YOUR TASK: Exactly reproduce each entry, leaving out nothing.

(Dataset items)
- - - -
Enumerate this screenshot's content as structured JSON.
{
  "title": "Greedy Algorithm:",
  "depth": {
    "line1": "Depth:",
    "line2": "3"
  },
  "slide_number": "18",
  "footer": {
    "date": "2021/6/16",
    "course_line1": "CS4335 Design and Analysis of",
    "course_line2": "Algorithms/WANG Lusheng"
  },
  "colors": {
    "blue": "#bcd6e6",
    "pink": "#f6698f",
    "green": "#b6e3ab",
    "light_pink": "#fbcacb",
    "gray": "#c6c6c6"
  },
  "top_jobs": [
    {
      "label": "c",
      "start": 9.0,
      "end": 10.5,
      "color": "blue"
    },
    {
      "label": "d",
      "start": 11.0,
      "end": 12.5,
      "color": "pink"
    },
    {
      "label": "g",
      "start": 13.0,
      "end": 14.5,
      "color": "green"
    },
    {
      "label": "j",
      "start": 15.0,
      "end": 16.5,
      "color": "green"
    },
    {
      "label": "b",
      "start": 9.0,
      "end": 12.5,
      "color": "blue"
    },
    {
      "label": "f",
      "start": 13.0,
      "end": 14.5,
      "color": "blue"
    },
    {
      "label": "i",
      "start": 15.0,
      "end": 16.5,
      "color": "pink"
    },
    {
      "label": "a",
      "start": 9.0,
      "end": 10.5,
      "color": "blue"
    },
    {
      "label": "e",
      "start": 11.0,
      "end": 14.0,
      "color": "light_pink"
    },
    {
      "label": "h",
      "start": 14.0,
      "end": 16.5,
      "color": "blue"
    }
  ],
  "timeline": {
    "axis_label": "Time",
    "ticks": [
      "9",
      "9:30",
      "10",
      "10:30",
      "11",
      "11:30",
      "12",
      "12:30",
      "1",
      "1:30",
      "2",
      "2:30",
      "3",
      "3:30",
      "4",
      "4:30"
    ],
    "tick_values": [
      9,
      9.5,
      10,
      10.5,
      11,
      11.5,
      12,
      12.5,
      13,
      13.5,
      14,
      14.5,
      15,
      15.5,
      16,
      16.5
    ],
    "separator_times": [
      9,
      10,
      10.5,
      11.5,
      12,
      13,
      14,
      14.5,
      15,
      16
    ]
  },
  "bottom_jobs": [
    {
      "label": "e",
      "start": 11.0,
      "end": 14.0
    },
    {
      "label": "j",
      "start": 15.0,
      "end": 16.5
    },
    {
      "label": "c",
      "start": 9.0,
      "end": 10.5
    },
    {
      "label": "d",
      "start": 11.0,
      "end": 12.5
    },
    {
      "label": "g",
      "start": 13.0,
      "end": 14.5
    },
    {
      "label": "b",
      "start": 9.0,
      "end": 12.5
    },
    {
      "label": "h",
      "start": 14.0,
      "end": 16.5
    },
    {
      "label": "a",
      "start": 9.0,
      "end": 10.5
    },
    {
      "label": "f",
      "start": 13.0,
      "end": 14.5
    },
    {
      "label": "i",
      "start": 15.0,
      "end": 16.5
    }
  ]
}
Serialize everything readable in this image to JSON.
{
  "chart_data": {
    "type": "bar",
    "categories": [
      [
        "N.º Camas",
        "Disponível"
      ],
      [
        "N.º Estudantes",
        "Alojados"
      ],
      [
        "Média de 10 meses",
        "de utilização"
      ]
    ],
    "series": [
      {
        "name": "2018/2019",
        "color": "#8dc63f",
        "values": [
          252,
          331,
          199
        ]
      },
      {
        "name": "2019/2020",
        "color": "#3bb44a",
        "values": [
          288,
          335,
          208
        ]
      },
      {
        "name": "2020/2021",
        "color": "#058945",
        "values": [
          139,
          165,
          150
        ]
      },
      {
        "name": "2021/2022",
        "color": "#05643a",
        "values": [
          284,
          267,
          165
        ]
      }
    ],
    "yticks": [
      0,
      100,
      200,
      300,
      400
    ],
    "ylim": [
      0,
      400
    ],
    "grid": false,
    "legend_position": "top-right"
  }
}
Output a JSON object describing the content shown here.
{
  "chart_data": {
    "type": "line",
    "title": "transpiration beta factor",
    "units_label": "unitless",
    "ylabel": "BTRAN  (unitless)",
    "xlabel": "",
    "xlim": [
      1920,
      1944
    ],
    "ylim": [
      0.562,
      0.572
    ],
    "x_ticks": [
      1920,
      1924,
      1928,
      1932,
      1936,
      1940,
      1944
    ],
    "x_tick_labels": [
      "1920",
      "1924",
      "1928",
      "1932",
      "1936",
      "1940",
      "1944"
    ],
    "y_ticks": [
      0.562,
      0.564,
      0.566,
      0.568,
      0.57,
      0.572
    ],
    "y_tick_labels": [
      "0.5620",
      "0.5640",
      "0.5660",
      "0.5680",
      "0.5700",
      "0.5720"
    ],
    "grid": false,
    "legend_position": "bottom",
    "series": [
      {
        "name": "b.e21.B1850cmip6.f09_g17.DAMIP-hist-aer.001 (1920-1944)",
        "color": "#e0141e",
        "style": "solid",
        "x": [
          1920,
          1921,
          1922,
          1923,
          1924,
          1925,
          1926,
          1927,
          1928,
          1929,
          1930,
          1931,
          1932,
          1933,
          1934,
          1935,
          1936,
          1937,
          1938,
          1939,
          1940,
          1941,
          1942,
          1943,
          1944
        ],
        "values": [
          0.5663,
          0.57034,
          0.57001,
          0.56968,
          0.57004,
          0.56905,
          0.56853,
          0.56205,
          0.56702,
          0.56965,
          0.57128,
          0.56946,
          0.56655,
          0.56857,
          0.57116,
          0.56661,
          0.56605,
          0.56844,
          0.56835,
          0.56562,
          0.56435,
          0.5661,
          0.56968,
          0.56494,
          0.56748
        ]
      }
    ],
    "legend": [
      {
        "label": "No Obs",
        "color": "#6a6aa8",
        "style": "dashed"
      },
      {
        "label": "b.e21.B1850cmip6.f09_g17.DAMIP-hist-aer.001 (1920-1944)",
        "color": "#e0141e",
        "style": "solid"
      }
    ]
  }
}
- - - -
CORRECT RESULT:
Enumerate this screenshot's content as structured JSON.
{
  "title": "Greedy Algorithm:",
  "depth": {
    "line1": "Depth:",
    "line2": "3"
  },
  "slide_number": "18",
  "footer": {
    "date": "2021/6/16",
    "course_line1": "CS4335 Design and Analysis of",
    "course_line2": "Algorithms/WANG Lusheng"
  },
  "colors": {
    "blue": "#bcd6e6",
    "pink": "#f6698f",
    "green": "#b6e3ab",
    "light_pink": "#fbcacb",
    "gray": "#c6c6c6"
  },
  "top_jobs": [
    {
      "label": "c",
      "start": 9.0,
      "end": 10.5,
      "color": "blue"
    },
    {
      "label": "d",
      "start": 11.0,
      "end": 12.5,
      "color": "pink"
    },
    {
      "label": "g",
      "start": 13.0,
      "end": 14.5,
      "color": "green"
    },
    {
      "label": "j",
      "start": 15.0,
      "end": 16.5,
      "color": "green"
    },
    {
      "label": "b",
      "start": 9.0,
      "end": 12.5,
      "color": "blue"
    },
    {
      "label": "f",
      "start": 13.0,
      "end": 14.5,
      "color": "blue"
    },
    {
      "label": "i",
      "start": 15.0,
      "end": 16.5,
      "color": "pink"
    },
    {
      "label": "a",
      "start": 9.0,
      "end": 10.5,
      "color": "blue"
    },
    {
      "label": "e",
      "start": 11.0,
      "end": 14.0,
      "color": "light_pink"
    },
    {
      "label": "h",
      "start": 14.0,
      "end": 16.5,
      "color": "blue"
    }
  ],
  "timeline": {
    "axis_label": "Time",
    "ticks": [
      "9",
      "9:30",
      "10",
      "10:30",
      "11",
      "11:30",
      "12",
      "12:30",
      "1",
      "1:30",
      "2",
      "2:30",
      "3",
      "3:30",
      "4",
      "4:30"
    ],
    "tick_values": [
      9,
      9.5,
      10,
      10.5,
      11,
      11.5,
      12,
      12.5,
      13,
      13.5,
      14,
      14.5,
      15,
      15.5,
      16,
      16.5
    ],
    "separator_times": [
      9,
      10,
      10.5,
      11.5,
      12,
      13,
      14,
      14.5,
      15,
      16
    ]
  },
  "bottom_jobs": [
    {
      "label": "e",
      "start": 11.0,
      "end": 14.0
    },
    {
      "label": "j",
      "start": 15.0,
      "end": 16.5
    },
    {
      "label": "c",
      "start": 9.0,
      "end": 10.5
    },
    {
      "label": "d",
      "start": 11.0,
      "end": 12.5
    },
    {
      "label": "g",
      "start": 13.0,
      "end": 14.5
    },
    {
      "label": "b",
      "start": 9.0,
      "end": 12.5
    },
    {
      "label": "h",
      "start": 14.0,
      "end": 16.5
    },
    {
      "label": "a",
      "start": 9.0,
      "end": 10.5
    },
    {
      "label": "f",
      "start": 13.0,
      "end": 14.5
    },
    {
      "label": "i",
      "start": 15.0,
      "end": 16.5
    }
  ]
}
Serialize everything readable in this image to JSON.
{
  "chart_data": {
    "type": "bar",
    "categories": [
      [
        "N.º Camas",
        "Disponível"
      ],
      [
        "N.º Estudantes",
        "Alojados"
      ],
      [
        "Média de 10 meses",
        "de utilização"
      ]
    ],
    "series": [
      {
        "name": "2018/2019",
        "color": "#8dc63f",
        "values": [
          252,
          331,
          199
        ]
      },
      {
        "name": "2019/2020",
        "color": "#3bb44a",
        "values": [
          288,
          335,
          208
        ]
      },
      {
        "name": "2020/2021",
        "color": "#058945",
        "values": [
          139,
          165,
          150
        ]
      },
      {
        "name": "2021/2022",
        "color": "#05643a",
        "values": [
          284,
          267,
          165
        ]
      }
    ],
    "yticks": [
      0,
      100,
      200,
      300,
      400
    ],
    "ylim": [
      0,
      400
    ],
    "grid": false,
    "legend_position": "top-right"
  }
}
Output a JSON object describing the content shown here.
{
  "chart_data": {
    "type": "line",
    "title": "transpiration beta factor",
    "units_label": "unitless",
    "ylabel": "BTRAN  (unitless)",
    "xlabel": "",
    "xlim": [
      1920,
      1944
    ],
    "ylim": [
      0.562,
      0.572
    ],
    "x_ticks": [
      1920,
      1924,
      1928,
      1932,
      1936,
      1940,
      1944
    ],
    "x_tick_labels": [
      "1920",
      "1924",
      "1928",
      "1932",
      "1936",
      "1940",
      "1944"
    ],
    "y_ticks": [
      0.562,
      0.564,
      0.566,
      0.568,
      0.57,
      0.572
    ],
    "y_tick_labels": [
      "0.5620",
      "0.5640",
      "0.5660",
      "0.5680",
      "0.5700",
      "0.5720"
    ],
    "grid": false,
    "legend_position": "bottom",
    "series": [
      {
        "name": "b.e21.B1850cmip6.f09_g17.DAMIP-hist-aer.001 (1920-1944)",
        "color": "#e0141e",
        "style": "solid",
        "x": [
          1920,
          1921,
          1922,
          1923,
          1924,
          1925,
          1926,
          1927,
          1928,
          1929,
          1930,
          1931,
          1932,
          1933,
          1934,
          1935,
          1936,
          1937,
          1938,
          1939,
          1940,
          1941,
          1942,
          1943,
          1944
        ],
        "values": [
          0.5663,
          0.57034,
          0.57001,
          0.56968,
          0.57004,
          0.56905,
          0.56853,
          0.56205,
          0.56702,
          0.56965,
          0.57128,
          0.56946,
          0.56655,
          0.56857,
          0.57116,
          0.56661,
          0.56605,
          0.56844,
          0.56835,
          0.56562,
          0.56435,
          0.5661,
          0.56968,
          0.56494,
          0.56748
        ]
      }
    ],
    "legend": [
      {
        "label": "No Obs",
        "color": "#6a6aa8",
        "style": "dashed"
      },
      {
        "label": "b.e21.B1850cmip6.f09_g17.DAMIP-hist-aer.001 (1920-1944)",
        "color": "#e0141e",
        "style": "solid"
      }
    ]
  }
}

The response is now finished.